WRITTEN TASK:
Give a verbatim copy of the lines below, minus the pictures.

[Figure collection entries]
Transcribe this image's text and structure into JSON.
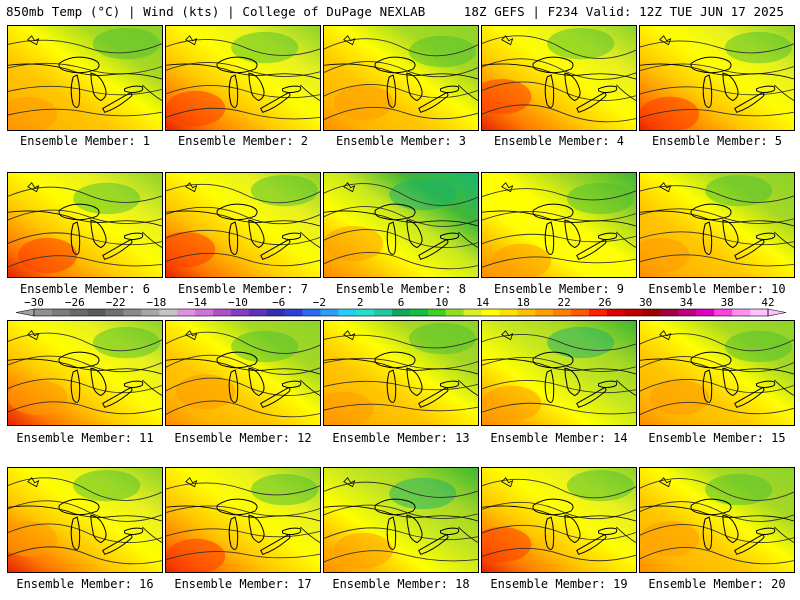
{
  "header": {
    "left": "850mb Temp (°C) | Wind (kts) | College of DuPage NEXLAB",
    "right": "18Z GEFS | F234 Valid: 12Z TUE JUN 17 2025"
  },
  "panels": [
    {
      "caption": "Ensemble Member: 1",
      "warmth": 0.55
    },
    {
      "caption": "Ensemble Member: 2",
      "warmth": 0.7
    },
    {
      "caption": "Ensemble Member: 3",
      "warmth": 0.55
    },
    {
      "caption": "Ensemble Member: 4",
      "warmth": 0.62
    },
    {
      "caption": "Ensemble Member: 5",
      "warmth": 0.72
    },
    {
      "caption": "Ensemble Member: 6",
      "warmth": 0.62
    },
    {
      "caption": "Ensemble Member: 7",
      "warmth": 0.62
    },
    {
      "caption": "Ensemble Member: 8",
      "warmth": 0.4
    },
    {
      "caption": "Ensemble Member: 9",
      "warmth": 0.52
    },
    {
      "caption": "Ensemble Member: 10",
      "warmth": 0.58
    },
    {
      "caption": "Ensemble Member: 11",
      "warmth": 0.6
    },
    {
      "caption": "Ensemble Member: 12",
      "warmth": 0.58
    },
    {
      "caption": "Ensemble Member: 13",
      "warmth": 0.55
    },
    {
      "caption": "Ensemble Member: 14",
      "warmth": 0.48
    },
    {
      "caption": "Ensemble Member: 15",
      "warmth": 0.58
    },
    {
      "caption": "Ensemble Member: 16",
      "warmth": 0.6
    },
    {
      "caption": "Ensemble Member: 17",
      "warmth": 0.62
    },
    {
      "caption": "Ensemble Member: 18",
      "warmth": 0.48
    },
    {
      "caption": "Ensemble Member: 19",
      "warmth": 0.72
    },
    {
      "caption": "Ensemble Member: 20",
      "warmth": 0.58
    }
  ],
  "colorbar": {
    "labels": [
      "−30",
      "−26",
      "−22",
      "−18",
      "−14",
      "−10",
      "−6",
      "−2",
      "2",
      "6",
      "10",
      "14",
      "18",
      "22",
      "26",
      "30",
      "34",
      "38",
      "42"
    ],
    "colors": [
      "#909090",
      "#7c7c7c",
      "#6a6a6a",
      "#5a5a5a",
      "#707070",
      "#8a8a8a",
      "#a6a6a6",
      "#c4c4c4",
      "#e090e0",
      "#d070d8",
      "#b050c8",
      "#8040c0",
      "#6030b8",
      "#3030b0",
      "#2a40d8",
      "#2a6af0",
      "#28a0f8",
      "#20d0f8",
      "#20e0c8",
      "#20c8a0",
      "#10a860",
      "#10c040",
      "#40d020",
      "#90e020",
      "#d8f020",
      "#ffff00",
      "#ffe000",
      "#ffc000",
      "#ffa000",
      "#ff8000",
      "#ff5a00",
      "#ff2000",
      "#e00000",
      "#c00000",
      "#a00000",
      "#a00040",
      "#c00080",
      "#e000c0",
      "#ff40e0",
      "#ff90f0",
      "#ffc0ff"
    ]
  }
}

TASK SOLUTION:
Transcribe this image's text and structure into JSON.
{
  "header": {
    "left": "850mb Temp (°C) | Wind (kts) | College of DuPage NEXLAB",
    "right": "18Z GEFS | F234 Valid: 12Z TUE JUN 17 2025"
  },
  "panels": [
    {
      "caption": "Ensemble Member: 1",
      "warmth": 0.55
    },
    {
      "caption": "Ensemble Member: 2",
      "warmth": 0.7
    },
    {
      "caption": "Ensemble Member: 3",
      "warmth": 0.55
    },
    {
      "caption": "Ensemble Member: 4",
      "warmth": 0.62
    },
    {
      "caption": "Ensemble Member: 5",
      "warmth": 0.72
    },
    {
      "caption": "Ensemble Member: 6",
      "warmth": 0.62
    },
    {
      "caption": "Ensemble Member: 7",
      "warmth": 0.62
    },
    {
      "caption": "Ensemble Member: 8",
      "warmth": 0.4
    },
    {
      "caption": "Ensemble Member: 9",
      "warmth": 0.52
    },
    {
      "caption": "Ensemble Member: 10",
      "warmth": 0.58
    },
    {
      "caption": "Ensemble Member: 11",
      "warmth": 0.6
    },
    {
      "caption": "Ensemble Member: 12",
      "warmth": 0.58
    },
    {
      "caption": "Ensemble Member: 13",
      "warmth": 0.55
    },
    {
      "caption": "Ensemble Member: 14",
      "warmth": 0.48
    },
    {
      "caption": "Ensemble Member: 15",
      "warmth": 0.58
    },
    {
      "caption": "Ensemble Member: 16",
      "warmth": 0.6
    },
    {
      "caption": "Ensemble Member: 17",
      "warmth": 0.62
    },
    {
      "caption": "Ensemble Member: 18",
      "warmth": 0.48
    },
    {
      "caption": "Ensemble Member: 19",
      "warmth": 0.72
    },
    {
      "caption": "Ensemble Member: 20",
      "warmth": 0.58
    }
  ],
  "colorbar": {
    "labels": [
      "−30",
      "−26",
      "−22",
      "−18",
      "−14",
      "−10",
      "−6",
      "−2",
      "2",
      "6",
      "10",
      "14",
      "18",
      "22",
      "26",
      "30",
      "34",
      "38",
      "42"
    ],
    "colors": [
      "#909090",
      "#7c7c7c",
      "#6a6a6a",
      "#5a5a5a",
      "#707070",
      "#8a8a8a",
      "#a6a6a6",
      "#c4c4c4",
      "#e090e0",
      "#d070d8",
      "#b050c8",
      "#8040c0",
      "#6030b8",
      "#3030b0",
      "#2a40d8",
      "#2a6af0",
      "#28a0f8",
      "#20d0f8",
      "#20e0c8",
      "#20c8a0",
      "#10a860",
      "#10c040",
      "#40d020",
      "#90e020",
      "#d8f020",
      "#ffff00",
      "#ffe000",
      "#ffc000",
      "#ffa000",
      "#ff8000",
      "#ff5a00",
      "#ff2000",
      "#e00000",
      "#c00000",
      "#a00000",
      "#a00040",
      "#c00080",
      "#e000c0",
      "#ff40e0",
      "#ff90f0",
      "#ffc0ff"
    ]
  }
}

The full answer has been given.